Dataset entries:
--*--
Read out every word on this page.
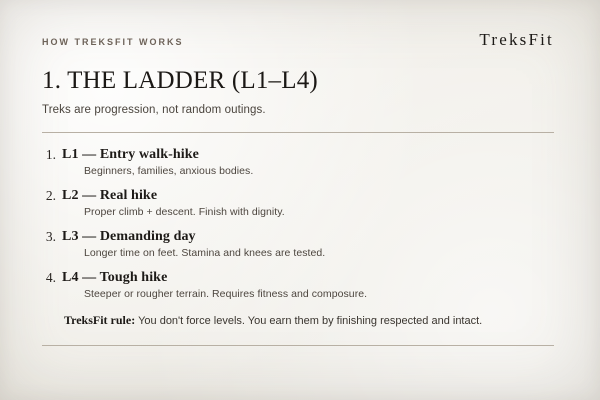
HOW TREKSFIT WORKS	TreksFit
1. THE LADDER (L1–L4)

Treks are progression, not random outings.

1. L1 — Entry walk-hike
Beginners, families, anxious bodies.
2. L2 — Real hike
Proper climb + descent. Finish with dignity.
3. L3 — Demanding day
Longer time on feet. Stamina and knees are tested.
4. L4 — Tough hike
Steeper or rougher terrain. Requires fitness and composure.

TreksFit rule: You don't force levels. You earn them by finishing respected and intact.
--*--
> _Task brief_:
Scan the lines for the string "hike". Pick out every line that has it.

> _Exercise output_:
1. L1 — Entry walk-hike
2. L2 — Real hike
4. L4 — Tough hike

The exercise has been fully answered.